What to do
Copy every line of the data below word for word, but leave out the pictures.

Stored items
──────────────────────────────
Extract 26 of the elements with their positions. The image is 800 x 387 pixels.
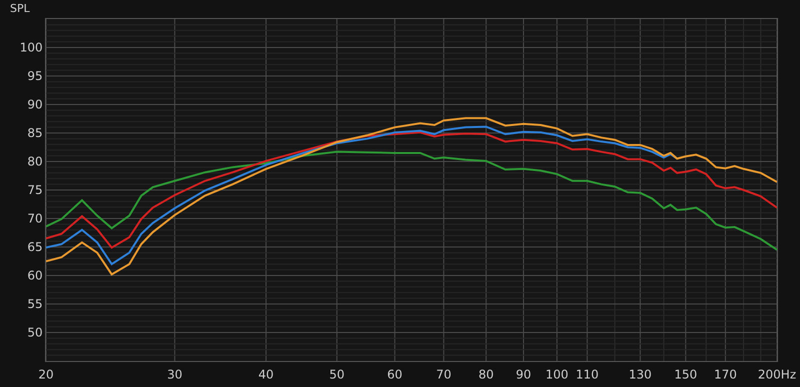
x-tick-label: 60 bbox=[387, 367, 402, 382]
y-axis-title: SPL bbox=[10, 2, 31, 15]
y-tick-label: 90 bbox=[27, 98, 43, 112]
x-tick-label: 80 bbox=[478, 367, 494, 382]
y-tick-label: 55 bbox=[27, 297, 43, 312]
y-tick-label: 60 bbox=[27, 268, 43, 283]
y-tick-label: 100 bbox=[20, 40, 43, 55]
x-tick-label: 130 bbox=[628, 367, 652, 382]
x-tick-label: 20 bbox=[38, 367, 54, 382]
x-tick-label: 30 bbox=[167, 367, 182, 382]
x-tick-label: 200Hz bbox=[758, 367, 796, 382]
x-tick-label: 150 bbox=[674, 367, 698, 382]
y-tick-label: 50 bbox=[27, 326, 43, 340]
x-tick-label: 170 bbox=[714, 367, 737, 382]
x-tick-label: 40 bbox=[258, 367, 274, 382]
x-tick-label: 50 bbox=[329, 367, 345, 382]
y-tick-label: 75 bbox=[27, 183, 43, 198]
x-tick-label: 100 bbox=[545, 367, 568, 382]
y-tick-label: 85 bbox=[27, 126, 43, 140]
x-tick-label: 110 bbox=[576, 367, 599, 382]
x-tick-label: 90 bbox=[516, 367, 532, 382]
y-tick-label: 80 bbox=[27, 154, 43, 169]
y-tick-label: 65 bbox=[27, 240, 43, 254]
x-tick-label: 70 bbox=[436, 367, 452, 382]
y-tick-label: 95 bbox=[27, 69, 43, 84]
y-tick-label: 70 bbox=[27, 212, 43, 226]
──────────────────────────────
Right answer
Extract 26 of the elements with their positions. The image is 800 x 387 pixels.
x-tick-label: 60 bbox=[387, 367, 402, 382]
y-axis-title: SPL bbox=[10, 2, 31, 15]
y-tick-label: 90 bbox=[27, 98, 43, 112]
x-tick-label: 80 bbox=[478, 367, 494, 382]
y-tick-label: 55 bbox=[27, 297, 43, 312]
y-tick-label: 60 bbox=[27, 268, 43, 283]
y-tick-label: 100 bbox=[20, 40, 43, 55]
x-tick-label: 130 bbox=[628, 367, 652, 382]
x-tick-label: 20 bbox=[38, 367, 54, 382]
x-tick-label: 30 bbox=[167, 367, 182, 382]
x-tick-label: 200Hz bbox=[758, 367, 796, 382]
x-tick-label: 150 bbox=[674, 367, 698, 382]
y-tick-label: 50 bbox=[27, 326, 43, 340]
x-tick-label: 170 bbox=[714, 367, 737, 382]
x-tick-label: 40 bbox=[258, 367, 274, 382]
x-tick-label: 50 bbox=[329, 367, 345, 382]
y-tick-label: 75 bbox=[27, 183, 43, 198]
x-tick-label: 100 bbox=[545, 367, 568, 382]
y-tick-label: 85 bbox=[27, 126, 43, 140]
x-tick-label: 110 bbox=[576, 367, 599, 382]
x-tick-label: 90 bbox=[516, 367, 532, 382]
y-tick-label: 80 bbox=[27, 154, 43, 169]
y-tick-label: 65 bbox=[27, 240, 43, 254]
x-tick-label: 70 bbox=[436, 367, 452, 382]
y-tick-label: 95 bbox=[27, 69, 43, 84]
y-tick-label: 70 bbox=[27, 212, 43, 226]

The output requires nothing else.